What to work on
From the entries that follow, list every line in which the string "were" appears.

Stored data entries
* * *
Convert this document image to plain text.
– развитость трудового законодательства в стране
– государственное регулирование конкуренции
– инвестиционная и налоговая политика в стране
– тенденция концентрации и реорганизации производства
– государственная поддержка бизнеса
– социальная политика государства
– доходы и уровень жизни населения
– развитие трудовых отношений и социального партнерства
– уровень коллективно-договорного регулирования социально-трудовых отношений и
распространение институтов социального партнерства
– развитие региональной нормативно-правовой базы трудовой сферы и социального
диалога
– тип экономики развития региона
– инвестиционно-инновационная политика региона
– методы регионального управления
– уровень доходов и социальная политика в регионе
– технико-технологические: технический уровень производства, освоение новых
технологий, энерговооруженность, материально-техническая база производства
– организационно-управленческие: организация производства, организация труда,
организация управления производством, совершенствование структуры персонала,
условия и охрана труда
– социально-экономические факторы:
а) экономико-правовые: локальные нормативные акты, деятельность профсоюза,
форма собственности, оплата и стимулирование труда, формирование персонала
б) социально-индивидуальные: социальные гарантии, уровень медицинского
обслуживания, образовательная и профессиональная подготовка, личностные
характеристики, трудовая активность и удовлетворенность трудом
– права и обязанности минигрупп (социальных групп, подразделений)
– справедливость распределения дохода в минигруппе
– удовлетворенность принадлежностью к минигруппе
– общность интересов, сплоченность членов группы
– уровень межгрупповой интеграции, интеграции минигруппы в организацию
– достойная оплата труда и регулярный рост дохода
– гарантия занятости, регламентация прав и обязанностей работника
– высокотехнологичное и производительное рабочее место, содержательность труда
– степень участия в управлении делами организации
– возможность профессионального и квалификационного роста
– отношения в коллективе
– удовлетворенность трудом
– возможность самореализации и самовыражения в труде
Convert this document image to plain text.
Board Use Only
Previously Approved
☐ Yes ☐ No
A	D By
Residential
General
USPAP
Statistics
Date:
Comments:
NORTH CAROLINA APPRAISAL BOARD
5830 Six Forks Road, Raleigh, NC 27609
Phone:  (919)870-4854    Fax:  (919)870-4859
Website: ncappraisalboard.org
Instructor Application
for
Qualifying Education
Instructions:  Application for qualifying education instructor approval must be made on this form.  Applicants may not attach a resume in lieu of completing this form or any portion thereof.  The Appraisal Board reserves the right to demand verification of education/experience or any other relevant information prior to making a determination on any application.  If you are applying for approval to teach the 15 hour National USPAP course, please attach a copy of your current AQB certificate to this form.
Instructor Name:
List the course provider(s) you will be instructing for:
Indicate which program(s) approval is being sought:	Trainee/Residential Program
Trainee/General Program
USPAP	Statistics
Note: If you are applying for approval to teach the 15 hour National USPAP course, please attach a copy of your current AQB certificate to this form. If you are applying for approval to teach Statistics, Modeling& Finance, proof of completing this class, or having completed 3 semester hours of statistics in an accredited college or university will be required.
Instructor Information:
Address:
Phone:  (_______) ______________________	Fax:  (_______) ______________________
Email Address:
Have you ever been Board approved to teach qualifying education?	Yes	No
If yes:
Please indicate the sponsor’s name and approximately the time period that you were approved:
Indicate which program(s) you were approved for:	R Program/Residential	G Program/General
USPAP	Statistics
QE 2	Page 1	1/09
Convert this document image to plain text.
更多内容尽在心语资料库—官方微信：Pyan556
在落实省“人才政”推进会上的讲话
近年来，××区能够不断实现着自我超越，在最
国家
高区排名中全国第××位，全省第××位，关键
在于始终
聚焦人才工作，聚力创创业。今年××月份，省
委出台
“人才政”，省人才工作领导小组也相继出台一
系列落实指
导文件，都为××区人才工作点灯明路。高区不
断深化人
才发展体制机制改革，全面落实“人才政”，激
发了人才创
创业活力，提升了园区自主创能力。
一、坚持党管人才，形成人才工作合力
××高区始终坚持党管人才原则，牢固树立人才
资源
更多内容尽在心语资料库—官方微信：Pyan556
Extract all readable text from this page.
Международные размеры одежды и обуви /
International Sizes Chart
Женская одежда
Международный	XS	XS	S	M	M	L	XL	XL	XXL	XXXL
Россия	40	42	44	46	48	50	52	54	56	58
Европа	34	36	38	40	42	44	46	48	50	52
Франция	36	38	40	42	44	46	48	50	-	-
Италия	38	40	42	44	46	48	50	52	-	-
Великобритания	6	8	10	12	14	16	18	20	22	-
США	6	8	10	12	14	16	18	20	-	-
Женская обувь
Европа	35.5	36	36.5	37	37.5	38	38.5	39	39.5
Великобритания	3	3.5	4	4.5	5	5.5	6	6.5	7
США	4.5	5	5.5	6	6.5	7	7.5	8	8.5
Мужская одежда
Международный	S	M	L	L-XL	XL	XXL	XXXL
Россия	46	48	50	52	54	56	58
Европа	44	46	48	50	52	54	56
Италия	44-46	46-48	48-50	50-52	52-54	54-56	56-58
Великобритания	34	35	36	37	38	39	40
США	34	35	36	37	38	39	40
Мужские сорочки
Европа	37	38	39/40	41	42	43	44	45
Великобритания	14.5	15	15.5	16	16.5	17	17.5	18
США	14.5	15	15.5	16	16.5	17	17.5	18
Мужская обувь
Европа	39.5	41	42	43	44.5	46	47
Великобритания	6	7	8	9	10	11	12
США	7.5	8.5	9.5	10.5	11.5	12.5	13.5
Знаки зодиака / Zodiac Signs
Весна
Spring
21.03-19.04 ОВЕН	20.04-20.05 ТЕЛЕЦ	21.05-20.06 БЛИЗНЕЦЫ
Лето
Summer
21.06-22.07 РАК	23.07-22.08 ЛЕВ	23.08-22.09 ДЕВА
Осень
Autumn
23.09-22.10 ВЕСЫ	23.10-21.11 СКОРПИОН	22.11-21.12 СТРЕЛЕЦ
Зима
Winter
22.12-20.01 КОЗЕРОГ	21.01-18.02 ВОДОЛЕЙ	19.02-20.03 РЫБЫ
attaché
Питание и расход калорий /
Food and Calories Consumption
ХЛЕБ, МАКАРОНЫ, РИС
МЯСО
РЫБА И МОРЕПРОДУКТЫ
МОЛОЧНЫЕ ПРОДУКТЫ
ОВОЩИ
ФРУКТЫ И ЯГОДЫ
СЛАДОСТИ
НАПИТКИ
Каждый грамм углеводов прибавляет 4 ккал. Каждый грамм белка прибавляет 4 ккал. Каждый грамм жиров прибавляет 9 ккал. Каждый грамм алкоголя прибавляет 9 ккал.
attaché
* * *
Exercise answer
Please indicate the sponsor’s name and approximately the time period that you were approved:
Indicate which program(s) you were approved for:	R Program/Residential	G Program/General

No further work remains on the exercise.